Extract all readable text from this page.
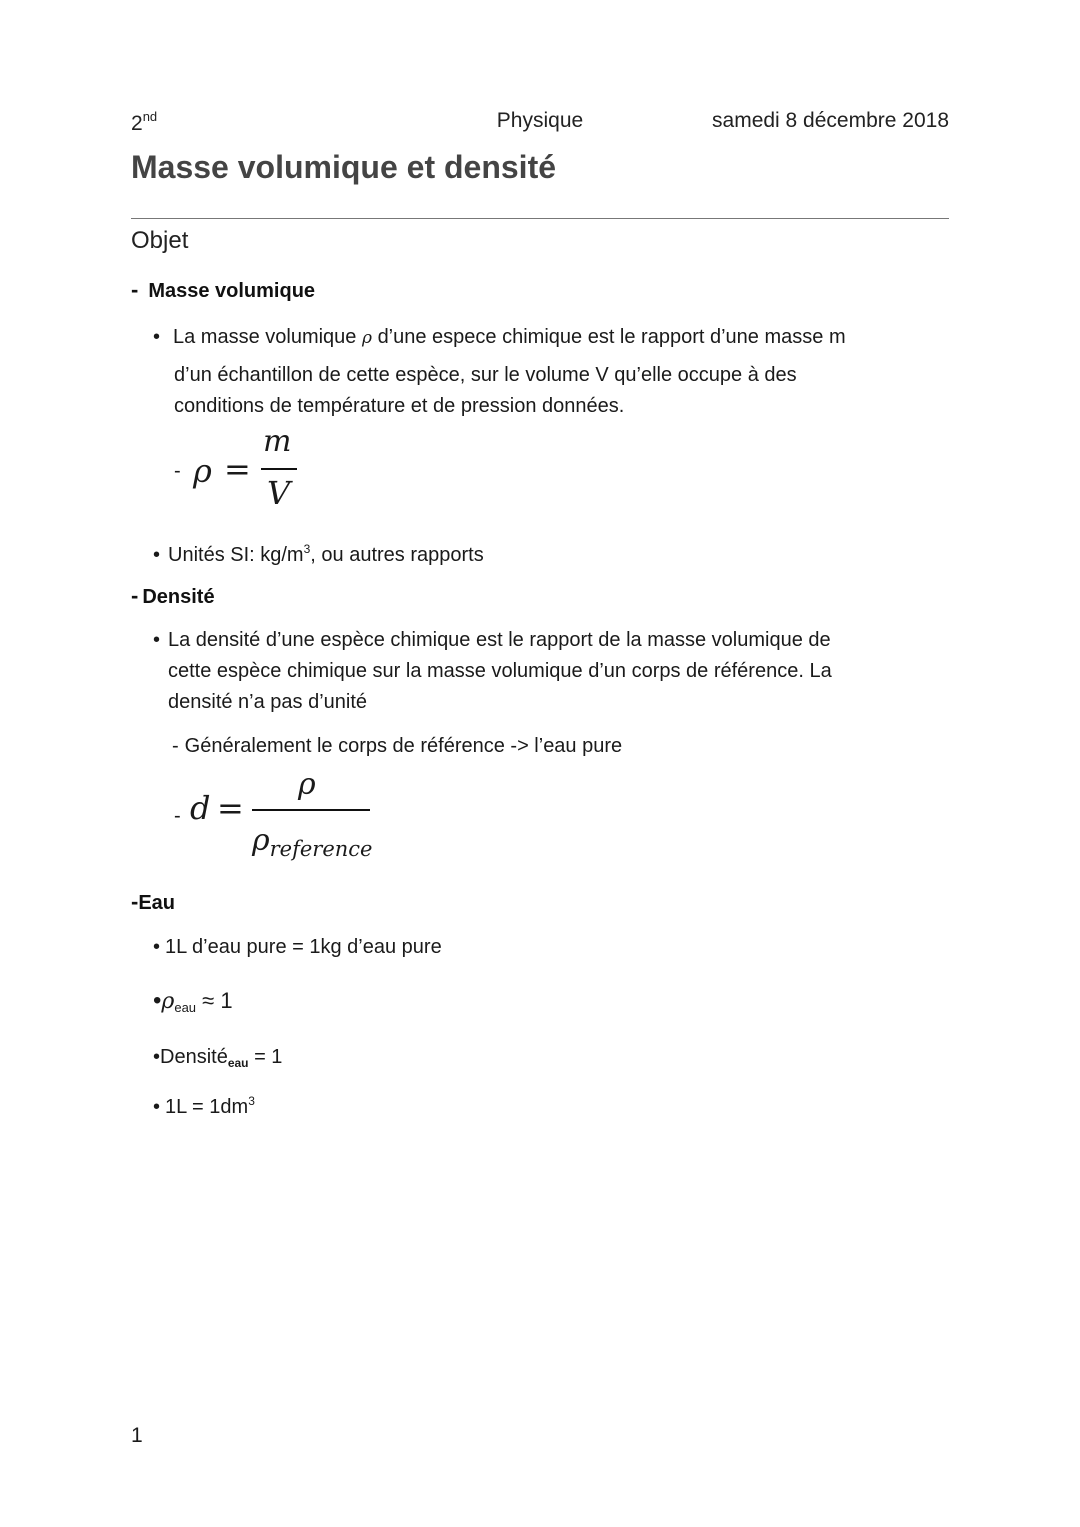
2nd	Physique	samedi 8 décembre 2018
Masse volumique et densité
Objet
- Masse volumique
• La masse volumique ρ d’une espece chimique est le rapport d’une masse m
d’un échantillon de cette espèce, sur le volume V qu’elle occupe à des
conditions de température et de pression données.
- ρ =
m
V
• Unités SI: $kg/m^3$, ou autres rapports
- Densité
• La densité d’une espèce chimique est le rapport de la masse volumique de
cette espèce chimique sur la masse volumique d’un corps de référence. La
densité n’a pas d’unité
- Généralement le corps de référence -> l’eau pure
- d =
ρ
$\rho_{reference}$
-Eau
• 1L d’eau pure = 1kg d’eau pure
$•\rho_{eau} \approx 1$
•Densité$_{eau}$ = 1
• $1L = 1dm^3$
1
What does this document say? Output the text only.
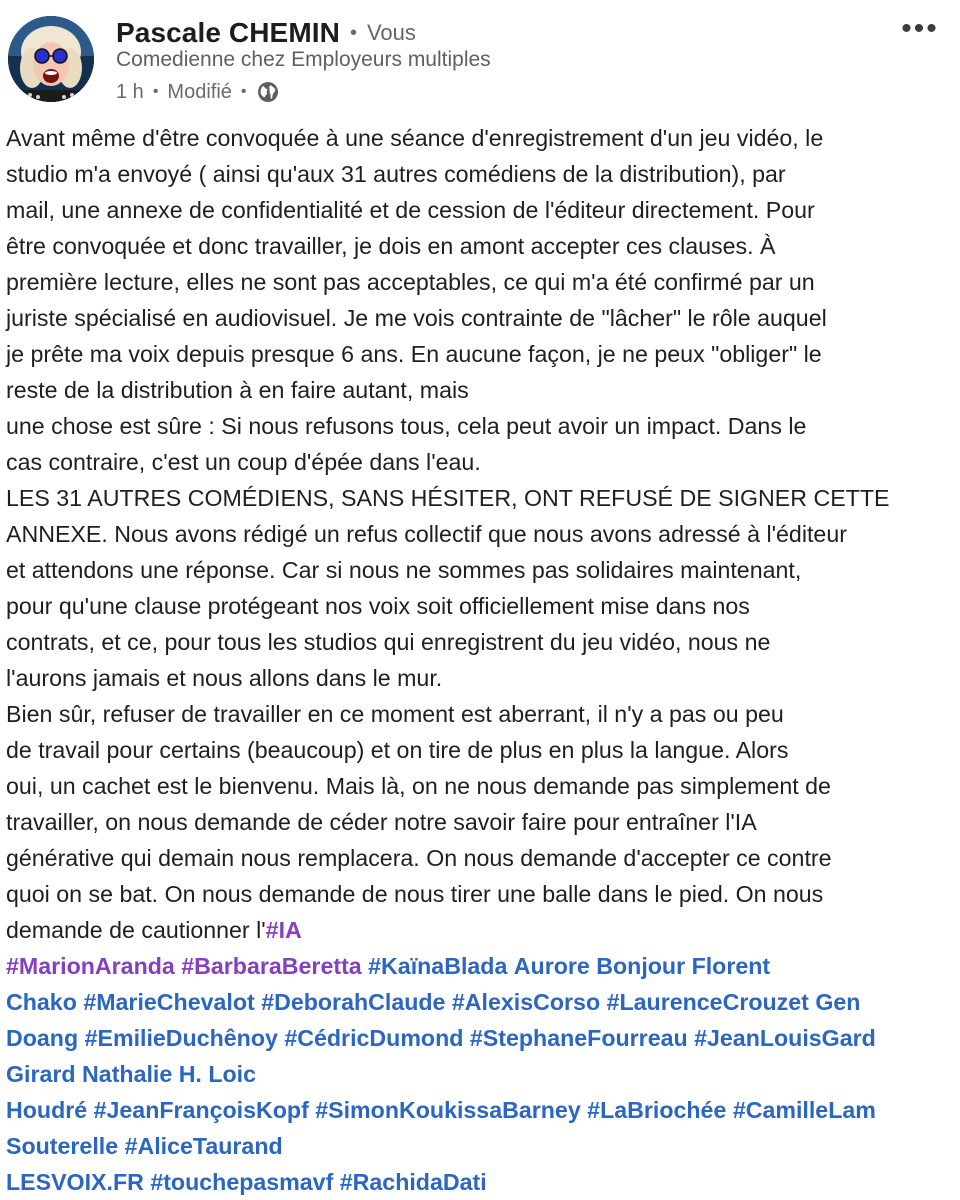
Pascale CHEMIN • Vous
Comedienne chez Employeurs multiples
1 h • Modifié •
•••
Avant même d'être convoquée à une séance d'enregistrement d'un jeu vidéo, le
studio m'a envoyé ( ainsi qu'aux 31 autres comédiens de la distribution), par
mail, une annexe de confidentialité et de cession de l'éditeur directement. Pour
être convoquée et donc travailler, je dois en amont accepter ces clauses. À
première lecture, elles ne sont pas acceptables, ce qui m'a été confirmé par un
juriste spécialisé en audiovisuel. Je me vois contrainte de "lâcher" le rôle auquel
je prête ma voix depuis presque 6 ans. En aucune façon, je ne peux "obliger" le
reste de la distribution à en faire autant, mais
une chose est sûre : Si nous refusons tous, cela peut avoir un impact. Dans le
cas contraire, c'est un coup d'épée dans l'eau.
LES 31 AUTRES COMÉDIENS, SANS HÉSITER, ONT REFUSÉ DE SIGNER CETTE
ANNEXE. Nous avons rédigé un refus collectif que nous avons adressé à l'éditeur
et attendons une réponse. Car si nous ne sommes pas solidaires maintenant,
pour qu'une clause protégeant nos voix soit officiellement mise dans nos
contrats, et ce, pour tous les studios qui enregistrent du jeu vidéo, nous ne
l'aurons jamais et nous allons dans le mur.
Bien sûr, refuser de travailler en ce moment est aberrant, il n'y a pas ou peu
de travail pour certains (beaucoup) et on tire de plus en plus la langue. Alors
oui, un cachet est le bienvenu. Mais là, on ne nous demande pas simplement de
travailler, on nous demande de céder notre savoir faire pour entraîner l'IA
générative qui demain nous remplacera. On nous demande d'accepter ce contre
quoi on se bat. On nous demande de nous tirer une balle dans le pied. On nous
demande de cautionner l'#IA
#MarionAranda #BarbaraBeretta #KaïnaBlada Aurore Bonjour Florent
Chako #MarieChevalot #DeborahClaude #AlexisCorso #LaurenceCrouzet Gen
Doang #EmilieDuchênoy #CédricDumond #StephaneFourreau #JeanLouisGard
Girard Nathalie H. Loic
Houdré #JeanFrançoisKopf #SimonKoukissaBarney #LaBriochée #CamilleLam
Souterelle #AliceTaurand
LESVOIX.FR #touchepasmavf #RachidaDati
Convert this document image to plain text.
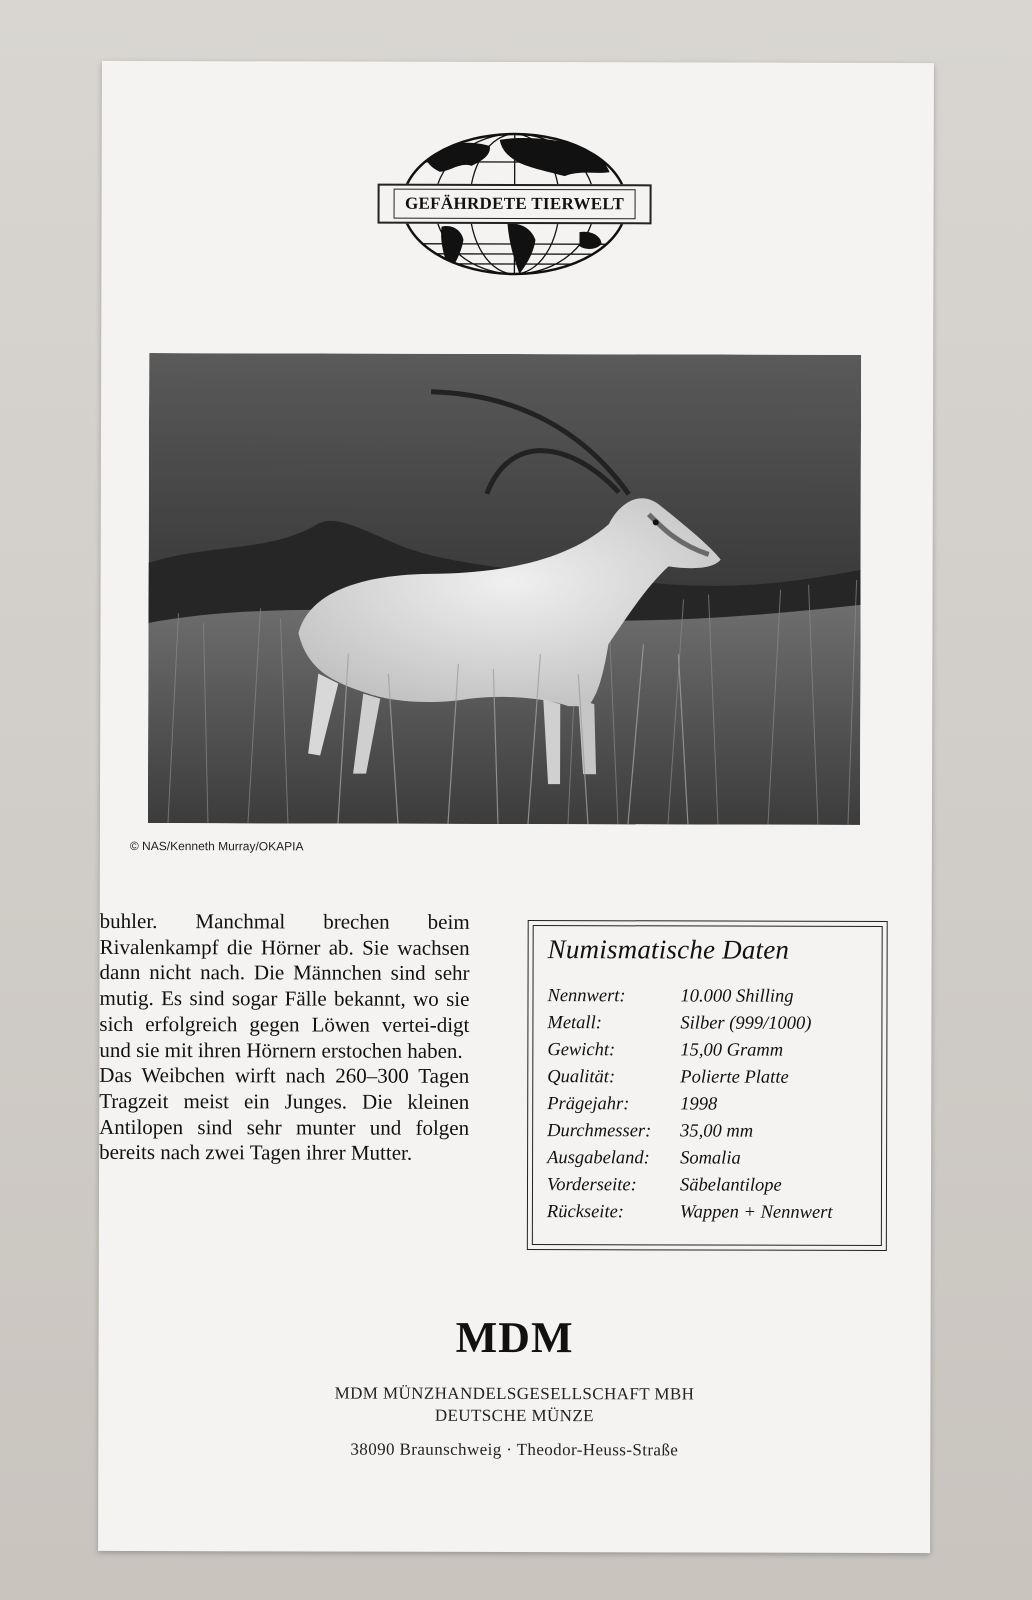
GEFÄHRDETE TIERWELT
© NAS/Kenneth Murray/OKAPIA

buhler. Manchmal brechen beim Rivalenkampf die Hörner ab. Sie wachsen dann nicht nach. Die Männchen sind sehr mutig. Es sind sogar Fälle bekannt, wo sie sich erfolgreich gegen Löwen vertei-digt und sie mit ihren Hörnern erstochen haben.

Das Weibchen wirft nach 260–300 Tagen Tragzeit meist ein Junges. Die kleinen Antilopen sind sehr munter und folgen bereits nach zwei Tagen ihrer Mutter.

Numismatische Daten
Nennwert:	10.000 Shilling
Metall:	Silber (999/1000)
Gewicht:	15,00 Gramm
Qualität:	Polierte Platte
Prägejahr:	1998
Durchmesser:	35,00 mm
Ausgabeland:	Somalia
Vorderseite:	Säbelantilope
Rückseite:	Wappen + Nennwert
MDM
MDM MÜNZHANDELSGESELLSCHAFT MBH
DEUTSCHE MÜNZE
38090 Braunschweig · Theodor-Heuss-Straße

= = = = = = =

_The task:_ Copy the entries above faithfully and omit every image.

_Response below:_
Extract all readable text from this page.
2nd	Physique	samedi 8 décembre 2018
Masse volumique et densité
Objet
- Masse volumique
• La masse volumique ρ d’une espece chimique est le rapport d’une masse m
d’un échantillon de cette espèce, sur le volume V qu’elle occupe à des
conditions de température et de pression données.
- ρ =
m
V
• Unités SI: $kg/m^3$, ou autres rapports
- Densité
• La densité d’une espèce chimique est le rapport de la masse volumique de
cette espèce chimique sur la masse volumique d’un corps de référence. La
densité n’a pas d’unité
- Généralement le corps de référence -> l’eau pure
- d =
ρ
$\rho_{reference}$
-Eau
• 1L d’eau pure = 1kg d’eau pure
$•\rho_{eau} \approx 1$
•Densité$_{eau}$ = 1
• $1L = 1dm^3$
1
What does this document say? Output the text only.
Pascale CHEMIN • Vous
Comedienne chez Employeurs multiples
1 h • Modifié •
•••
Avant même d'être convoquée à une séance d'enregistrement d'un jeu vidéo, le
studio m'a envoyé ( ainsi qu'aux 31 autres comédiens de la distribution), par
mail, une annexe de confidentialité et de cession de l'éditeur directement. Pour
être convoquée et donc travailler, je dois en amont accepter ces clauses. À
première lecture, elles ne sont pas acceptables, ce qui m'a été confirmé par un
juriste spécialisé en audiovisuel. Je me vois contrainte de "lâcher" le rôle auquel
je prête ma voix depuis presque 6 ans. En aucune façon, je ne peux "obliger" le
reste de la distribution à en faire autant, mais
une chose est sûre : Si nous refusons tous, cela peut avoir un impact. Dans le
cas contraire, c'est un coup d'épée dans l'eau.
LES 31 AUTRES COMÉDIENS, SANS HÉSITER, ONT REFUSÉ DE SIGNER CETTE
ANNEXE. Nous avons rédigé un refus collectif que nous avons adressé à l'éditeur
et attendons une réponse. Car si nous ne sommes pas solidaires maintenant,
pour qu'une clause protégeant nos voix soit officiellement mise dans nos
contrats, et ce, pour tous les studios qui enregistrent du jeu vidéo, nous ne
l'aurons jamais et nous allons dans le mur.
Bien sûr, refuser de travailler en ce moment est aberrant, il n'y a pas ou peu
de travail pour certains (beaucoup) et on tire de plus en plus la langue. Alors
oui, un cachet est le bienvenu. Mais là, on ne nous demande pas simplement de
travailler, on nous demande de céder notre savoir faire pour entraîner l'IA
générative qui demain nous remplacera. On nous demande d'accepter ce contre
quoi on se bat. On nous demande de nous tirer une balle dans le pied. On nous
demande de cautionner l'#IA
#MarionAranda #BarbaraBeretta #KaïnaBlada Aurore Bonjour Florent
Chako #MarieChevalot #DeborahClaude #AlexisCorso #LaurenceCrouzet Gen
Doang #EmilieDuchênoy #CédricDumond #StephaneFourreau #JeanLouisGard
Girard Nathalie H. Loic
Houdré #JeanFrançoisKopf #SimonKoukissaBarney #LaBriochée #CamilleLam
Souterelle #AliceTaurand
LESVOIX.FR #touchepasmavf #RachidaDati
Convert this document image to plain text.
GEFÄHRDETE TIERWELT
© NAS/Kenneth Murray/OKAPIA

buhler. Manchmal brechen beim Rivalenkampf die Hörner ab. Sie wachsen dann nicht nach. Die Männchen sind sehr mutig. Es sind sogar Fälle bekannt, wo sie sich erfolgreich gegen Löwen vertei-digt und sie mit ihren Hörnern erstochen haben.

Das Weibchen wirft nach 260–300 Tagen Tragzeit meist ein Junges. Die kleinen Antilopen sind sehr munter und folgen bereits nach zwei Tagen ihrer Mutter.

Numismatische Daten
Nennwert:	10.000 Shilling
Metall:	Silber (999/1000)
Gewicht:	15,00 Gramm
Qualität:	Polierte Platte
Prägejahr:	1998
Durchmesser:	35,00 mm
Ausgabeland:	Somalia
Vorderseite:	Säbelantilope
Rückseite:	Wappen + Nennwert
MDM
MDM MÜNZHANDELSGESELLSCHAFT MBH
DEUTSCHE MÜNZE
38090 Braunschweig · Theodor-Heuss-Straße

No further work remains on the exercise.